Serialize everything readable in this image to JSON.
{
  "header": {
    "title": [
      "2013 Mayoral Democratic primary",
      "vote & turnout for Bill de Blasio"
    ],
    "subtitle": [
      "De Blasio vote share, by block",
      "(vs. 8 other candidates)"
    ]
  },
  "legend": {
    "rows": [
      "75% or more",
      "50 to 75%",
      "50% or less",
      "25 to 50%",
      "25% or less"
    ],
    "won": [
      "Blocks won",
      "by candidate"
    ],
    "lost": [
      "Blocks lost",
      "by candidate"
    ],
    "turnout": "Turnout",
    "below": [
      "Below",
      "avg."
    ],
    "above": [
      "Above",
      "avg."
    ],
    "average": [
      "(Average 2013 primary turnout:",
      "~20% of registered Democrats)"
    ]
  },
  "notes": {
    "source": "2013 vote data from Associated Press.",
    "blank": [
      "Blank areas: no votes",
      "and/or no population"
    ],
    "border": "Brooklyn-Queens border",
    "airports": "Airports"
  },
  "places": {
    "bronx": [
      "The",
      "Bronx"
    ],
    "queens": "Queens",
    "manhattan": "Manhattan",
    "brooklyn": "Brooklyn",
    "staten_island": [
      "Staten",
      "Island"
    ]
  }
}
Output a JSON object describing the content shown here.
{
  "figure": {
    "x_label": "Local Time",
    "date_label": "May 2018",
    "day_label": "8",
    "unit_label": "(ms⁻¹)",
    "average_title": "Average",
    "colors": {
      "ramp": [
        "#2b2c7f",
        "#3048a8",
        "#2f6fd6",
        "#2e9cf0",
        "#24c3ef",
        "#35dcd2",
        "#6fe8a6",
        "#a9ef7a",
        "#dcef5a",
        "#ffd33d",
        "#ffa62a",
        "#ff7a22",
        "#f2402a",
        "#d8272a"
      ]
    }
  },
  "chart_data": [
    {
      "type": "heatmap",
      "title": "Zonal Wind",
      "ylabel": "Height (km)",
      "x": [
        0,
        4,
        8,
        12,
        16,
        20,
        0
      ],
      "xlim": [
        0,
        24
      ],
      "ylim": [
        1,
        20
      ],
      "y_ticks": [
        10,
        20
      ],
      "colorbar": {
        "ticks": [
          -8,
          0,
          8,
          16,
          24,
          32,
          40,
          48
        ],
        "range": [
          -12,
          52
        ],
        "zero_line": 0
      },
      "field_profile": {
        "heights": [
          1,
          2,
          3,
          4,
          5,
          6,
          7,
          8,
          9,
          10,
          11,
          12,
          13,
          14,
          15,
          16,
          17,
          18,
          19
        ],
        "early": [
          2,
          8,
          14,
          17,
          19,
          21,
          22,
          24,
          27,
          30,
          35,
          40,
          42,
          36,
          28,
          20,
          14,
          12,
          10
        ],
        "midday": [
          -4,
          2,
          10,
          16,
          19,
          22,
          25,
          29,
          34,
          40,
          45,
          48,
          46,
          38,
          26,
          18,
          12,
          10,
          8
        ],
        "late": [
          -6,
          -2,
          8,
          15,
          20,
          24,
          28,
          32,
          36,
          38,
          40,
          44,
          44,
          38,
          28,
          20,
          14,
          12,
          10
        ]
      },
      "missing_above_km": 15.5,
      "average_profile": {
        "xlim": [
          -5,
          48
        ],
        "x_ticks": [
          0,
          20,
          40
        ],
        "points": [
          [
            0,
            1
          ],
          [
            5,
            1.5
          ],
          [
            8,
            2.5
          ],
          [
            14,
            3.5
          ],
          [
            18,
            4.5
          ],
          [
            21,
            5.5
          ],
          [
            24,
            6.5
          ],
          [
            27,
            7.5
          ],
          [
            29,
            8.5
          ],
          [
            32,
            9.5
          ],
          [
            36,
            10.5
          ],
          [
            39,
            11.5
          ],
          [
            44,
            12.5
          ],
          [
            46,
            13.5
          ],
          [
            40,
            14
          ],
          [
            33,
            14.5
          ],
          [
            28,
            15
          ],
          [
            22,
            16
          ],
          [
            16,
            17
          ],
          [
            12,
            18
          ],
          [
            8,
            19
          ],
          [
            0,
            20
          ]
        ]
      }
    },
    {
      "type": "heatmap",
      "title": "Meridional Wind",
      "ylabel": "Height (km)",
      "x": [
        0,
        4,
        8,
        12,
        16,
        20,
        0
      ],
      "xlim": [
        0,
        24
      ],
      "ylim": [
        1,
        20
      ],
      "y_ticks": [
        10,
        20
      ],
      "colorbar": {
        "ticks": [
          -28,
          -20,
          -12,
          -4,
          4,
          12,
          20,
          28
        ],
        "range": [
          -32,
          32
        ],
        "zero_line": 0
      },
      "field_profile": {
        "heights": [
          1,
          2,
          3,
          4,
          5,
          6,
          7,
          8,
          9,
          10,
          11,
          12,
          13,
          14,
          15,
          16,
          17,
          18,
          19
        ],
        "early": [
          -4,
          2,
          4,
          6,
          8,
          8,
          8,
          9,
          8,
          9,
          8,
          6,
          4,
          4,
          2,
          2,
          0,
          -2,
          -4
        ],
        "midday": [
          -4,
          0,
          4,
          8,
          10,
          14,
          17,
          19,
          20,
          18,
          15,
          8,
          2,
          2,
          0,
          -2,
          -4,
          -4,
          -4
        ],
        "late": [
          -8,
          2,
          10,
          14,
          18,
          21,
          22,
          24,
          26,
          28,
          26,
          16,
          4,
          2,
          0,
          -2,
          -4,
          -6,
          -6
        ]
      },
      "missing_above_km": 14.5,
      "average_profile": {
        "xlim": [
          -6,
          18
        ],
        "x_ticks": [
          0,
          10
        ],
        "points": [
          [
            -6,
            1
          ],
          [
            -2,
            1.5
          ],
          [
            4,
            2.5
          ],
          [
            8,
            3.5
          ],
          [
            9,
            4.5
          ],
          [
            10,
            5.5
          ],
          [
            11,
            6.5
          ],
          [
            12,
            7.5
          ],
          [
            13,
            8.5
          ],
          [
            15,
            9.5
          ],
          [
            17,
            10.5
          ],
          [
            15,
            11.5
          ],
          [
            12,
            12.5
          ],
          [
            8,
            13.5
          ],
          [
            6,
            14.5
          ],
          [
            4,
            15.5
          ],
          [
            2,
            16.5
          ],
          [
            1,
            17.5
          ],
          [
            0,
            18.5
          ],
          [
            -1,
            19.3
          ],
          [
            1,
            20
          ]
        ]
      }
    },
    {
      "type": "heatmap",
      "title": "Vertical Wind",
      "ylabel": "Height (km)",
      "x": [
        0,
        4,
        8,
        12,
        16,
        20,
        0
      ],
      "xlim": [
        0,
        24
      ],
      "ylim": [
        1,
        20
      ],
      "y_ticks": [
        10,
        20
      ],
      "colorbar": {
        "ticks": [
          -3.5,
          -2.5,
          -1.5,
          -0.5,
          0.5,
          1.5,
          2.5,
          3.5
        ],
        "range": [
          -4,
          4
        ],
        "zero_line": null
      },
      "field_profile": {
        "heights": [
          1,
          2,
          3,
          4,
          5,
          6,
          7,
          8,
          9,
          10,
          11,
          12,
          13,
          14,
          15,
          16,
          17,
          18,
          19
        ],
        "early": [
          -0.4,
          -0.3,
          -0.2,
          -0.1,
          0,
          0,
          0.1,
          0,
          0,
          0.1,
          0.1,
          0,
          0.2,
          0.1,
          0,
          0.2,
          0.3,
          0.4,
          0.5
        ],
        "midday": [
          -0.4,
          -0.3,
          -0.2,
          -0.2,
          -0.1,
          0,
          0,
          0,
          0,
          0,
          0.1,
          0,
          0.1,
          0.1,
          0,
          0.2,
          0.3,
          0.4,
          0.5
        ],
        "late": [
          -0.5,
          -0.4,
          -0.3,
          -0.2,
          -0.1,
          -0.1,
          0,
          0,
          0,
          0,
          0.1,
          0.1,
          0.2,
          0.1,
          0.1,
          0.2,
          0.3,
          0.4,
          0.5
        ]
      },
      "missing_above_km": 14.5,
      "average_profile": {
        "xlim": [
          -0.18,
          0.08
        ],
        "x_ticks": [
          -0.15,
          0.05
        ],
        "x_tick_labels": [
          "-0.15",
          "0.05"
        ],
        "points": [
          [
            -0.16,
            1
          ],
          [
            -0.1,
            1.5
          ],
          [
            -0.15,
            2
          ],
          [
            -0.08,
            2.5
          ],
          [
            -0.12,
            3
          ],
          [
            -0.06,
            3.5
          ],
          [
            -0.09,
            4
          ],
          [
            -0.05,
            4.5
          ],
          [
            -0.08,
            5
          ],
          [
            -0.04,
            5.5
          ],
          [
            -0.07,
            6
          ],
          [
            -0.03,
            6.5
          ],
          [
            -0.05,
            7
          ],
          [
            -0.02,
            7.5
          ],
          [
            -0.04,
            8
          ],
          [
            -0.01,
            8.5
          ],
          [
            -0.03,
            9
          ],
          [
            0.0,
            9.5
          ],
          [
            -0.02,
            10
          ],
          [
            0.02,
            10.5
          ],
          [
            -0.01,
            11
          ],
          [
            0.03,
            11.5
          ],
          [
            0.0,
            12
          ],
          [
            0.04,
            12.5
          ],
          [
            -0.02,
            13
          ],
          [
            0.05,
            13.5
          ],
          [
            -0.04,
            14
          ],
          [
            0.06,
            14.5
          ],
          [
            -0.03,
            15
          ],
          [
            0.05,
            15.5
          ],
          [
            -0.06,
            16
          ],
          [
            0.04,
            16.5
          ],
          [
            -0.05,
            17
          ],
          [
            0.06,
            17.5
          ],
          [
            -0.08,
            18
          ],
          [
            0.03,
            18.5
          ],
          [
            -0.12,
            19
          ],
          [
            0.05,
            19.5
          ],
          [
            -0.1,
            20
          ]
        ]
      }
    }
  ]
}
+ + +
▶ The request
Read the entries and pick out all lines that include the word "turnout".

▶ Exercise result
      "vote & turnout for Bill de Blasio"
    "turnout": "Turnout",
      "(Average 2013 primary turnout:",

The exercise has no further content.